[Task requirements] Find each line that has the string "Organic" and give the total, with nothing else.

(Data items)
- - -
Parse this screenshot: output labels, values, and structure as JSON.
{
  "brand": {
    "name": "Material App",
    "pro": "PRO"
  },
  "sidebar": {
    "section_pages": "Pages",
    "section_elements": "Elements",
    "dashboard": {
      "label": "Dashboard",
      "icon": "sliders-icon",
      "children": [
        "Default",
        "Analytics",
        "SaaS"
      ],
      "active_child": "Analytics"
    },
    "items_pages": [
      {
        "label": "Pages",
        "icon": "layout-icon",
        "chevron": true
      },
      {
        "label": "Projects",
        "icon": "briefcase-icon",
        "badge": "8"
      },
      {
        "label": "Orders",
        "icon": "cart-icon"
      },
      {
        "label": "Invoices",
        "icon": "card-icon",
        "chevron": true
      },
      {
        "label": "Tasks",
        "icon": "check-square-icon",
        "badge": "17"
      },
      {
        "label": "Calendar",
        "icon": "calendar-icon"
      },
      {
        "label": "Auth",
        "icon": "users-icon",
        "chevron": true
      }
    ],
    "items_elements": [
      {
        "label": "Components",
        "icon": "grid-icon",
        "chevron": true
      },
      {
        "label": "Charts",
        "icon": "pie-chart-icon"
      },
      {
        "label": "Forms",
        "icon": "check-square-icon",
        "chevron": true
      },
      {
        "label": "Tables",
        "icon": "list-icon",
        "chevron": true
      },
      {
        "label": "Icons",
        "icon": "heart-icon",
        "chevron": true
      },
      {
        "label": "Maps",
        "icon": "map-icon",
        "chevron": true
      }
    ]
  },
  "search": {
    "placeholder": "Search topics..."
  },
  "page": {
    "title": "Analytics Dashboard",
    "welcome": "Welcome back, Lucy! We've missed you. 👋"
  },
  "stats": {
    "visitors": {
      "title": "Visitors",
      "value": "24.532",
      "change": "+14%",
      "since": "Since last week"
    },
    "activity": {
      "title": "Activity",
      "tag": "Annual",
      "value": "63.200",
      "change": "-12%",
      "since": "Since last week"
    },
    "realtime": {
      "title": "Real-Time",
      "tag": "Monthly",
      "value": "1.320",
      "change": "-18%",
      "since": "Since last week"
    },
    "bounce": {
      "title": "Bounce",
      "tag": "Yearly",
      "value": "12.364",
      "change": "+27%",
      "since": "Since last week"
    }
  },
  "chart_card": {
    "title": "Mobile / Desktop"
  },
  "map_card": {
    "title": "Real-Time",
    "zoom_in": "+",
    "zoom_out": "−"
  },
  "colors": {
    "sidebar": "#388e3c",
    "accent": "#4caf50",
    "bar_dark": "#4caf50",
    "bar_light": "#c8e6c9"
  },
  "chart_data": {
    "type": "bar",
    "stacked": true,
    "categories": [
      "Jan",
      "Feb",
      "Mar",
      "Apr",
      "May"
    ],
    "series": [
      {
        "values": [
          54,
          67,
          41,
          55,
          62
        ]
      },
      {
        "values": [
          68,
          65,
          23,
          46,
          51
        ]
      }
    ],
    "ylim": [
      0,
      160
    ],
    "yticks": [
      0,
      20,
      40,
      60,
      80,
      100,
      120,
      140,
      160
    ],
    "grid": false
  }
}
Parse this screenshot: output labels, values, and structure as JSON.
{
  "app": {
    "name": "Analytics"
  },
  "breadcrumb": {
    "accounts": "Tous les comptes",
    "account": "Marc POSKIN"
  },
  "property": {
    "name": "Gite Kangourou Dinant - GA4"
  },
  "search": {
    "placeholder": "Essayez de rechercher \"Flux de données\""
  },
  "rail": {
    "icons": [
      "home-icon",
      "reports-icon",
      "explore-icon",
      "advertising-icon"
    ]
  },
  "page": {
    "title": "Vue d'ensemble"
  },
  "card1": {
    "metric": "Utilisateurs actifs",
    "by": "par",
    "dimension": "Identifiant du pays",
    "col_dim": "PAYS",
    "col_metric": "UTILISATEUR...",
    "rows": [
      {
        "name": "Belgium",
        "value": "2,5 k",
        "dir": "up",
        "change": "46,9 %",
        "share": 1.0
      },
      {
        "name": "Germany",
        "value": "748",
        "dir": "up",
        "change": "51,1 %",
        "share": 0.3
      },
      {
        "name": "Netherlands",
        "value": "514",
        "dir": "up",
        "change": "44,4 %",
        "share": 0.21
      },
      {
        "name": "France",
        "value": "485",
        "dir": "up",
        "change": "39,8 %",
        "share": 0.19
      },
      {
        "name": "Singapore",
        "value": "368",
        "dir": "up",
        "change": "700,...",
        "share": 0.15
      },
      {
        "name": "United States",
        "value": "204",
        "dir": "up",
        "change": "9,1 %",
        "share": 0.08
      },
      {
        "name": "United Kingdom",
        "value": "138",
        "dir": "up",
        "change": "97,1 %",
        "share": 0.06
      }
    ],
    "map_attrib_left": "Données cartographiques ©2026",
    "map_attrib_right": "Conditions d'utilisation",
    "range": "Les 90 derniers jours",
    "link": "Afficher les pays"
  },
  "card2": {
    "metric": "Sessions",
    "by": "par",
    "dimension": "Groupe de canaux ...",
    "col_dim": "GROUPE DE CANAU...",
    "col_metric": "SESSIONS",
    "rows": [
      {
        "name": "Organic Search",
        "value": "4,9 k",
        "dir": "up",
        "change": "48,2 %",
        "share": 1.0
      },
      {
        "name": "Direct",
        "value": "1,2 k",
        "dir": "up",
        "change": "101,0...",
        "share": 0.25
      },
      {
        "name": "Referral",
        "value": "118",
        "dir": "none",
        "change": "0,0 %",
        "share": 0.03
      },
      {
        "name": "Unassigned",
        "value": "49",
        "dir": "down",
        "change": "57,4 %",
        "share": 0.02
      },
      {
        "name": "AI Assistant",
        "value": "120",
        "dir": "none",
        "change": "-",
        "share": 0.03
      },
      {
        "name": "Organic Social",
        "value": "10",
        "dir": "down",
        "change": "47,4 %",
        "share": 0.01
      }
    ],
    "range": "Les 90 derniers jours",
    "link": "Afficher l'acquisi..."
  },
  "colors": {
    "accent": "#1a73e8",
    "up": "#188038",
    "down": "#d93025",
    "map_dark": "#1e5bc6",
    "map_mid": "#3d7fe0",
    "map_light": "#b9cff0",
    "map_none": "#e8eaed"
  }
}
- - -
[Output for this exercise] 2